### Your instructions
Repeat every line of the data exactly, but not the pictures.

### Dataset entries
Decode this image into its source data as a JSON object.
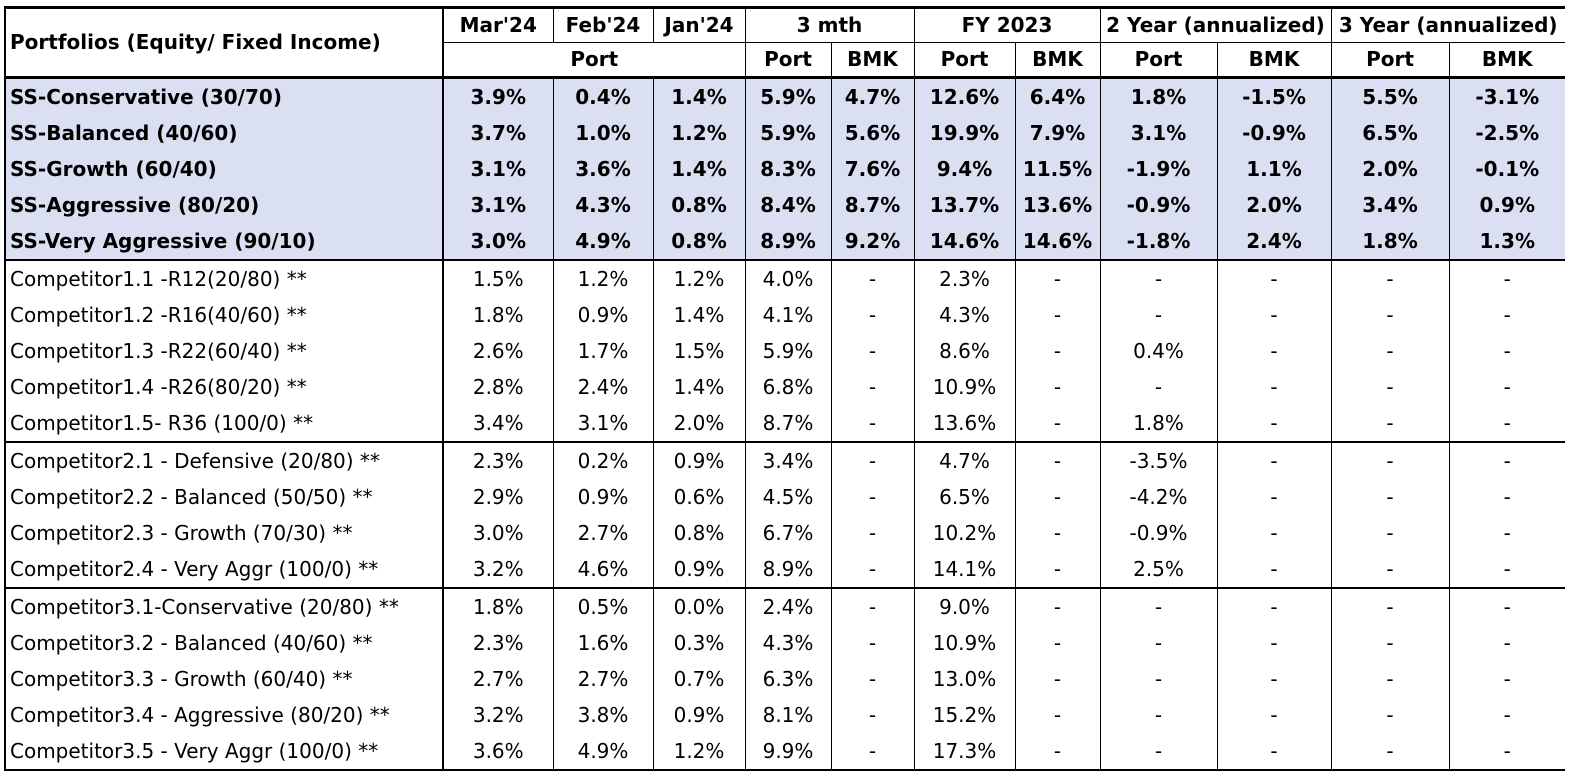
{
  "header": {
    "portfolios_label": "Portfolios (Equity/ Fixed Income)",
    "mar24": "Mar'24",
    "feb24": "Feb'24",
    "jan24": "Jan'24",
    "three_mth": "3 mth",
    "fy2023": "FY 2023",
    "two_year": "2 Year (annualized)",
    "three_year": "3 Year (annualized)",
    "port": "Port",
    "bmk": "BMK"
  },
  "rows": [
    {
      "name": "SS-Conservative (30/70)",
      "values": [
        "3.9%",
        "0.4%",
        "1.4%",
        "5.9%",
        "4.7%",
        "12.6%",
        "6.4%",
        "1.8%",
        "-1.5%",
        "5.5%",
        "-3.1%"
      ]
    },
    {
      "name": "SS-Balanced (40/60)",
      "values": [
        "3.7%",
        "1.0%",
        "1.2%",
        "5.9%",
        "5.6%",
        "19.9%",
        "7.9%",
        "3.1%",
        "-0.9%",
        "6.5%",
        "-2.5%"
      ]
    },
    {
      "name": "SS-Growth (60/40)",
      "values": [
        "3.1%",
        "3.6%",
        "1.4%",
        "8.3%",
        "7.6%",
        "9.4%",
        "11.5%",
        "-1.9%",
        "1.1%",
        "2.0%",
        "-0.1%"
      ]
    },
    {
      "name": "SS-Aggressive (80/20)",
      "values": [
        "3.1%",
        "4.3%",
        "0.8%",
        "8.4%",
        "8.7%",
        "13.7%",
        "13.6%",
        "-0.9%",
        "2.0%",
        "3.4%",
        "0.9%"
      ]
    },
    {
      "name": "SS-Very Aggressive (90/10)",
      "values": [
        "3.0%",
        "4.9%",
        "0.8%",
        "8.9%",
        "9.2%",
        "14.6%",
        "14.6%",
        "-1.8%",
        "2.4%",
        "1.8%",
        "1.3%"
      ]
    },
    {
      "name": "Competitor1.1 -R12(20/80) **",
      "values": [
        "1.5%",
        "1.2%",
        "1.2%",
        "4.0%",
        "-",
        "2.3%",
        "-",
        "-",
        "-",
        "-",
        "-"
      ]
    },
    {
      "name": "Competitor1.2 -R16(40/60) **",
      "values": [
        "1.8%",
        "0.9%",
        "1.4%",
        "4.1%",
        "-",
        "4.3%",
        "-",
        "-",
        "-",
        "-",
        "-"
      ]
    },
    {
      "name": "Competitor1.3 -R22(60/40) **",
      "values": [
        "2.6%",
        "1.7%",
        "1.5%",
        "5.9%",
        "-",
        "8.6%",
        "-",
        "0.4%",
        "-",
        "-",
        "-"
      ]
    },
    {
      "name": "Competitor1.4 -R26(80/20) **",
      "values": [
        "2.8%",
        "2.4%",
        "1.4%",
        "6.8%",
        "-",
        "10.9%",
        "-",
        "-",
        "-",
        "-",
        "-"
      ]
    },
    {
      "name": "Competitor1.5- R36 (100/0) **",
      "values": [
        "3.4%",
        "3.1%",
        "2.0%",
        "8.7%",
        "-",
        "13.6%",
        "-",
        "1.8%",
        "-",
        "-",
        "-"
      ]
    },
    {
      "name": "Competitor2.1  - Defensive  (20/80) **",
      "values": [
        "2.3%",
        "0.2%",
        "0.9%",
        "3.4%",
        "-",
        "4.7%",
        "-",
        "-3.5%",
        "-",
        "-",
        "-"
      ]
    },
    {
      "name": "Competitor2.2  - Balanced (50/50) **",
      "values": [
        "2.9%",
        "0.9%",
        "0.6%",
        "4.5%",
        "-",
        "6.5%",
        "-",
        "-4.2%",
        "-",
        "-",
        "-"
      ]
    },
    {
      "name": "Competitor2.3  - Growth  (70/30) **",
      "values": [
        "3.0%",
        "2.7%",
        "0.8%",
        "6.7%",
        "-",
        "10.2%",
        "-",
        "-0.9%",
        "-",
        "-",
        "-"
      ]
    },
    {
      "name": "Competitor2.4  - Very Aggr  (100/0) **",
      "values": [
        "3.2%",
        "4.6%",
        "0.9%",
        "8.9%",
        "-",
        "14.1%",
        "-",
        "2.5%",
        "-",
        "-",
        "-"
      ]
    },
    {
      "name": "Competitor3.1-Conservative (20/80) **",
      "values": [
        "1.8%",
        "0.5%",
        "0.0%",
        "2.4%",
        "-",
        "9.0%",
        "-",
        "-",
        "-",
        "-",
        "-"
      ]
    },
    {
      "name": "Competitor3.2 - Balanced  (40/60) **",
      "values": [
        "2.3%",
        "1.6%",
        "0.3%",
        "4.3%",
        "-",
        "10.9%",
        "-",
        "-",
        "-",
        "-",
        "-"
      ]
    },
    {
      "name": "Competitor3.3 - Growth  (60/40) **",
      "values": [
        "2.7%",
        "2.7%",
        "0.7%",
        "6.3%",
        "-",
        "13.0%",
        "-",
        "-",
        "-",
        "-",
        "-"
      ]
    },
    {
      "name": "Competitor3.4 - Aggressive  (80/20) **",
      "values": [
        "3.2%",
        "3.8%",
        "0.9%",
        "8.1%",
        "-",
        "15.2%",
        "-",
        "-",
        "-",
        "-",
        "-"
      ]
    },
    {
      "name": "Competitor3.5  - Very Aggr (100/0) **",
      "values": [
        "3.6%",
        "4.9%",
        "1.2%",
        "9.9%",
        "-",
        "17.3%",
        "-",
        "-",
        "-",
        "-",
        "-"
      ]
    }
  ]
}
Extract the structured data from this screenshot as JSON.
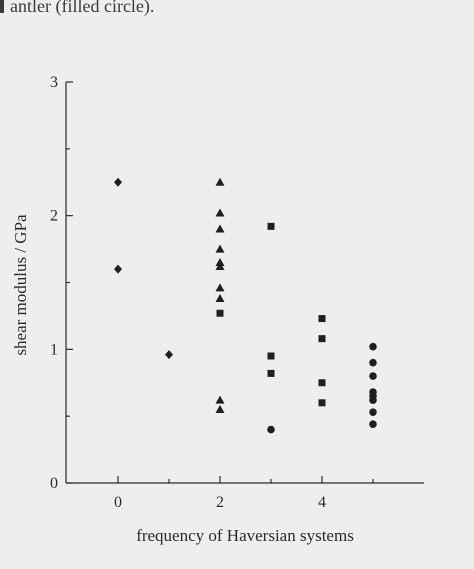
{
  "caption_fragment": "antler (filled circle).",
  "chart_data": {
    "type": "scatter",
    "xlabel": "frequency of Haversian systems",
    "ylabel": "shear modulus / GPa",
    "xlim": [
      -1,
      6
    ],
    "ylim": [
      0,
      3
    ],
    "x_ticks": [
      0,
      2,
      4
    ],
    "x_minor_ticks": [
      1,
      3,
      5
    ],
    "y_ticks": [
      0,
      1,
      2,
      3
    ],
    "y_minor_ticks": [
      0.5,
      1.5,
      2.5
    ],
    "grid": false,
    "legend": "none",
    "series": [
      {
        "marker": "diamond",
        "points": [
          [
            0,
            2.25
          ],
          [
            0,
            1.6
          ],
          [
            1,
            0.96
          ]
        ]
      },
      {
        "marker": "triangle",
        "points": [
          [
            2,
            2.25
          ],
          [
            2,
            2.02
          ],
          [
            2,
            1.9
          ],
          [
            2,
            1.75
          ],
          [
            2,
            1.65
          ],
          [
            2,
            1.62
          ],
          [
            2,
            1.46
          ],
          [
            2,
            1.38
          ],
          [
            2,
            0.62
          ],
          [
            2,
            0.55
          ]
        ]
      },
      {
        "marker": "square",
        "points": [
          [
            2,
            1.27
          ],
          [
            3,
            1.92
          ],
          [
            3,
            0.95
          ],
          [
            3,
            0.82
          ],
          [
            4,
            1.23
          ],
          [
            4,
            1.08
          ],
          [
            4,
            0.75
          ],
          [
            4,
            0.6
          ]
        ]
      },
      {
        "marker": "circle",
        "points": [
          [
            3,
            0.4
          ],
          [
            5,
            1.02
          ],
          [
            5,
            0.9
          ],
          [
            5,
            0.8
          ],
          [
            5,
            0.68
          ],
          [
            5,
            0.65
          ],
          [
            5,
            0.62
          ],
          [
            5,
            0.53
          ],
          [
            5,
            0.44
          ]
        ]
      }
    ]
  }
}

### Task answer
Decode this image into its source data as a JSON object.
{
  "header": {
    "portfolios_label": "Portfolios (Equity/ Fixed Income)",
    "mar24": "Mar'24",
    "feb24": "Feb'24",
    "jan24": "Jan'24",
    "three_mth": "3 mth",
    "fy2023": "FY 2023",
    "two_year": "2 Year (annualized)",
    "three_year": "3 Year (annualized)",
    "port": "Port",
    "bmk": "BMK"
  },
  "rows": [
    {
      "name": "SS-Conservative (30/70)",
      "values": [
        "3.9%",
        "0.4%",
        "1.4%",
        "5.9%",
        "4.7%",
        "12.6%",
        "6.4%",
        "1.8%",
        "-1.5%",
        "5.5%",
        "-3.1%"
      ]
    },
    {
      "name": "SS-Balanced (40/60)",
      "values": [
        "3.7%",
        "1.0%",
        "1.2%",
        "5.9%",
        "5.6%",
        "19.9%",
        "7.9%",
        "3.1%",
        "-0.9%",
        "6.5%",
        "-2.5%"
      ]
    },
    {
      "name": "SS-Growth (60/40)",
      "values": [
        "3.1%",
        "3.6%",
        "1.4%",
        "8.3%",
        "7.6%",
        "9.4%",
        "11.5%",
        "-1.9%",
        "1.1%",
        "2.0%",
        "-0.1%"
      ]
    },
    {
      "name": "SS-Aggressive (80/20)",
      "values": [
        "3.1%",
        "4.3%",
        "0.8%",
        "8.4%",
        "8.7%",
        "13.7%",
        "13.6%",
        "-0.9%",
        "2.0%",
        "3.4%",
        "0.9%"
      ]
    },
    {
      "name": "SS-Very Aggressive (90/10)",
      "values": [
        "3.0%",
        "4.9%",
        "0.8%",
        "8.9%",
        "9.2%",
        "14.6%",
        "14.6%",
        "-1.8%",
        "2.4%",
        "1.8%",
        "1.3%"
      ]
    },
    {
      "name": "Competitor1.1 -R12(20/80) **",
      "values": [
        "1.5%",
        "1.2%",
        "1.2%",
        "4.0%",
        "-",
        "2.3%",
        "-",
        "-",
        "-",
        "-",
        "-"
      ]
    },
    {
      "name": "Competitor1.2 -R16(40/60) **",
      "values": [
        "1.8%",
        "0.9%",
        "1.4%",
        "4.1%",
        "-",
        "4.3%",
        "-",
        "-",
        "-",
        "-",
        "-"
      ]
    },
    {
      "name": "Competitor1.3 -R22(60/40) **",
      "values": [
        "2.6%",
        "1.7%",
        "1.5%",
        "5.9%",
        "-",
        "8.6%",
        "-",
        "0.4%",
        "-",
        "-",
        "-"
      ]
    },
    {
      "name": "Competitor1.4 -R26(80/20) **",
      "values": [
        "2.8%",
        "2.4%",
        "1.4%",
        "6.8%",
        "-",
        "10.9%",
        "-",
        "-",
        "-",
        "-",
        "-"
      ]
    },
    {
      "name": "Competitor1.5- R36 (100/0) **",
      "values": [
        "3.4%",
        "3.1%",
        "2.0%",
        "8.7%",
        "-",
        "13.6%",
        "-",
        "1.8%",
        "-",
        "-",
        "-"
      ]
    },
    {
      "name": "Competitor2.1  - Defensive  (20/80) **",
      "values": [
        "2.3%",
        "0.2%",
        "0.9%",
        "3.4%",
        "-",
        "4.7%",
        "-",
        "-3.5%",
        "-",
        "-",
        "-"
      ]
    },
    {
      "name": "Competitor2.2  - Balanced (50/50) **",
      "values": [
        "2.9%",
        "0.9%",
        "0.6%",
        "4.5%",
        "-",
        "6.5%",
        "-",
        "-4.2%",
        "-",
        "-",
        "-"
      ]
    },
    {
      "name": "Competitor2.3  - Growth  (70/30) **",
      "values": [
        "3.0%",
        "2.7%",
        "0.8%",
        "6.7%",
        "-",
        "10.2%",
        "-",
        "-0.9%",
        "-",
        "-",
        "-"
      ]
    },
    {
      "name": "Competitor2.4  - Very Aggr  (100/0) **",
      "values": [
        "3.2%",
        "4.6%",
        "0.9%",
        "8.9%",
        "-",
        "14.1%",
        "-",
        "2.5%",
        "-",
        "-",
        "-"
      ]
    },
    {
      "name": "Competitor3.1-Conservative (20/80) **",
      "values": [
        "1.8%",
        "0.5%",
        "0.0%",
        "2.4%",
        "-",
        "9.0%",
        "-",
        "-",
        "-",
        "-",
        "-"
      ]
    },
    {
      "name": "Competitor3.2 - Balanced  (40/60) **",
      "values": [
        "2.3%",
        "1.6%",
        "0.3%",
        "4.3%",
        "-",
        "10.9%",
        "-",
        "-",
        "-",
        "-",
        "-"
      ]
    },
    {
      "name": "Competitor3.3 - Growth  (60/40) **",
      "values": [
        "2.7%",
        "2.7%",
        "0.7%",
        "6.3%",
        "-",
        "13.0%",
        "-",
        "-",
        "-",
        "-",
        "-"
      ]
    },
    {
      "name": "Competitor3.4 - Aggressive  (80/20) **",
      "values": [
        "3.2%",
        "3.8%",
        "0.9%",
        "8.1%",
        "-",
        "15.2%",
        "-",
        "-",
        "-",
        "-",
        "-"
      ]
    },
    {
      "name": "Competitor3.5  - Very Aggr (100/0) **",
      "values": [
        "3.6%",
        "4.9%",
        "1.2%",
        "9.9%",
        "-",
        "17.3%",
        "-",
        "-",
        "-",
        "-",
        "-"
      ]
    }
  ]
}
Extract the structured data from this screenshot as JSON.
{
  "caption_fragment": "antler (filled circle).",
  "chart_data": {
    "type": "scatter",
    "xlabel": "frequency of Haversian systems",
    "ylabel": "shear modulus / GPa",
    "xlim": [
      -1,
      6
    ],
    "ylim": [
      0,
      3
    ],
    "x_ticks": [
      0,
      2,
      4
    ],
    "x_minor_ticks": [
      1,
      3,
      5
    ],
    "y_ticks": [
      0,
      1,
      2,
      3
    ],
    "y_minor_ticks": [
      0.5,
      1.5,
      2.5
    ],
    "grid": false,
    "legend": "none",
    "series": [
      {
        "marker": "diamond",
        "points": [
          [
            0,
            2.25
          ],
          [
            0,
            1.6
          ],
          [
            1,
            0.96
          ]
        ]
      },
      {
        "marker": "triangle",
        "points": [
          [
            2,
            2.25
          ],
          [
            2,
            2.02
          ],
          [
            2,
            1.9
          ],
          [
            2,
            1.75
          ],
          [
            2,
            1.65
          ],
          [
            2,
            1.62
          ],
          [
            2,
            1.46
          ],
          [
            2,
            1.38
          ],
          [
            2,
            0.62
          ],
          [
            2,
            0.55
          ]
        ]
      },
      {
        "marker": "square",
        "points": [
          [
            2,
            1.27
          ],
          [
            3,
            1.92
          ],
          [
            3,
            0.95
          ],
          [
            3,
            0.82
          ],
          [
            4,
            1.23
          ],
          [
            4,
            1.08
          ],
          [
            4,
            0.75
          ],
          [
            4,
            0.6
          ]
        ]
      },
      {
        "marker": "circle",
        "points": [
          [
            3,
            0.4
          ],
          [
            5,
            1.02
          ],
          [
            5,
            0.9
          ],
          [
            5,
            0.8
          ],
          [
            5,
            0.68
          ],
          [
            5,
            0.65
          ],
          [
            5,
            0.62
          ],
          [
            5,
            0.53
          ],
          [
            5,
            0.44
          ]
        ]
      }
    ]
  }
}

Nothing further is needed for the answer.